§ TASK DESCRIPTION: Output the records exactly as they appear, with no pictures included.

§ STORED RECORDS:
=-=-=

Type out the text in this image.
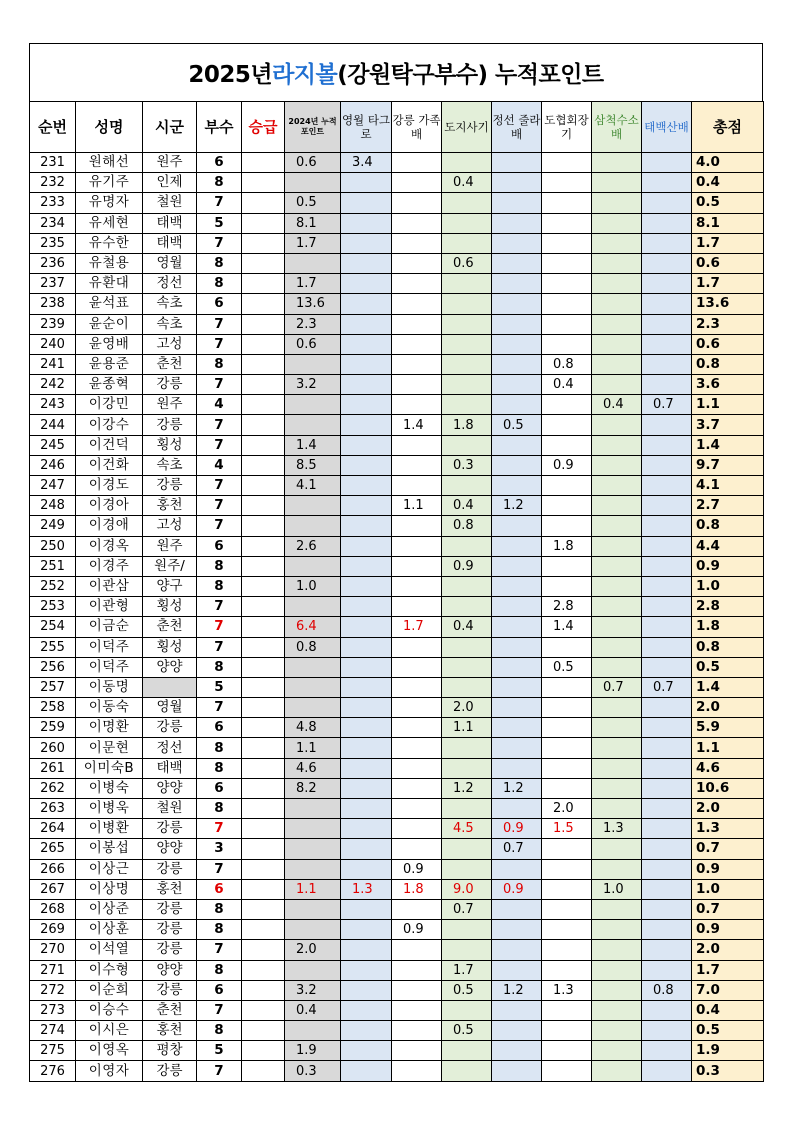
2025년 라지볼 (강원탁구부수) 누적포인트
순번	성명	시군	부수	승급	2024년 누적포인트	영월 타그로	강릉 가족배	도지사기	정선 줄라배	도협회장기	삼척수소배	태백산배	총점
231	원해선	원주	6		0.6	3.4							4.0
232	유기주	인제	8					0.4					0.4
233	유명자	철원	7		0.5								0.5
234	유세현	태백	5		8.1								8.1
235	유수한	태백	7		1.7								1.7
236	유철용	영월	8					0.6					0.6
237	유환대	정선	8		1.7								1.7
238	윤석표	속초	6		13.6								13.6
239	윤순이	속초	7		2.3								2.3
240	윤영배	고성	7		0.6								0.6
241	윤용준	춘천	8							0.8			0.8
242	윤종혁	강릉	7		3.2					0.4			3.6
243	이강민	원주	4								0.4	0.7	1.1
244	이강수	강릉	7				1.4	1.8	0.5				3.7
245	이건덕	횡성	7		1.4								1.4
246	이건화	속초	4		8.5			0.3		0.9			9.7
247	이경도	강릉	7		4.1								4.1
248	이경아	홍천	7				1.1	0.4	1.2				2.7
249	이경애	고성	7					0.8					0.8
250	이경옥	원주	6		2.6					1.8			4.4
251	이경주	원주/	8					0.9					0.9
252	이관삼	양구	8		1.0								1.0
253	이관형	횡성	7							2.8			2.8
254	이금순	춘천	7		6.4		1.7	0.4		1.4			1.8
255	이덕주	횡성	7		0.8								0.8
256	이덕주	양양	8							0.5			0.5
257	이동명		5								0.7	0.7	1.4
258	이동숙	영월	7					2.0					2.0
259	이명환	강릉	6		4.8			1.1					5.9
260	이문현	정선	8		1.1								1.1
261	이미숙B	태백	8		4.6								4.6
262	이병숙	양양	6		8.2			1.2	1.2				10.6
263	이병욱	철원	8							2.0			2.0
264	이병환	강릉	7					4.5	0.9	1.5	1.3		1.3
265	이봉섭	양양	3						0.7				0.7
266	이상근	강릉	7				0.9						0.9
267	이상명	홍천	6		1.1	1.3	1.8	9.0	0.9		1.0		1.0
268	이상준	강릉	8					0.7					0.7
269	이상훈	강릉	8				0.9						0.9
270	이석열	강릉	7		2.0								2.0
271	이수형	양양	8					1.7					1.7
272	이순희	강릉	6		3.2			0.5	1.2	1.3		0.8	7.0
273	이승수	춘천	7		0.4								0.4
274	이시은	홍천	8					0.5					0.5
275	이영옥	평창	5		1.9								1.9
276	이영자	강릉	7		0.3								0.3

=-=-=

§ EXERCISE OUTPUT:
Type out the text in this image.
2025년 라지볼 (강원탁구부수) 누적포인트
순번	성명	시군	부수	승급	2024년 누적포인트	영월 타그로	강릉 가족배	도지사기	정선 줄라배	도협회장기	삼척수소배	태백산배	총점
231	원해선	원주	6		0.6	3.4							4.0
232	유기주	인제	8					0.4					0.4
233	유명자	철원	7		0.5								0.5
234	유세현	태백	5		8.1								8.1
235	유수한	태백	7		1.7								1.7
236	유철용	영월	8					0.6					0.6
237	유환대	정선	8		1.7								1.7
238	윤석표	속초	6		13.6								13.6
239	윤순이	속초	7		2.3								2.3
240	윤영배	고성	7		0.6								0.6
241	윤용준	춘천	8							0.8			0.8
242	윤종혁	강릉	7		3.2					0.4			3.6
243	이강민	원주	4								0.4	0.7	1.1
244	이강수	강릉	7				1.4	1.8	0.5				3.7
245	이건덕	횡성	7		1.4								1.4
246	이건화	속초	4		8.5			0.3		0.9			9.7
247	이경도	강릉	7		4.1								4.1
248	이경아	홍천	7				1.1	0.4	1.2				2.7
249	이경애	고성	7					0.8					0.8
250	이경옥	원주	6		2.6					1.8			4.4
251	이경주	원주/	8					0.9					0.9
252	이관삼	양구	8		1.0								1.0
253	이관형	횡성	7							2.8			2.8
254	이금순	춘천	7		6.4		1.7	0.4		1.4			1.8
255	이덕주	횡성	7		0.8								0.8
256	이덕주	양양	8							0.5			0.5
257	이동명		5								0.7	0.7	1.4
258	이동숙	영월	7					2.0					2.0
259	이명환	강릉	6		4.8			1.1					5.9
260	이문현	정선	8		1.1								1.1
261	이미숙B	태백	8		4.6								4.6
262	이병숙	양양	6		8.2			1.2	1.2				10.6
263	이병욱	철원	8							2.0			2.0
264	이병환	강릉	7					4.5	0.9	1.5	1.3		1.3
265	이봉섭	양양	3						0.7				0.7
266	이상근	강릉	7				0.9						0.9
267	이상명	홍천	6		1.1	1.3	1.8	9.0	0.9		1.0		1.0
268	이상준	강릉	8					0.7					0.7
269	이상훈	강릉	8				0.9						0.9
270	이석열	강릉	7		2.0								2.0
271	이수형	양양	8					1.7					1.7
272	이순희	강릉	6		3.2			0.5	1.2	1.3		0.8	7.0
273	이승수	춘천	7		0.4								0.4
274	이시은	홍천	8					0.5					0.5
275	이영옥	평창	5		1.9								1.9
276	이영자	강릉	7		0.3								0.3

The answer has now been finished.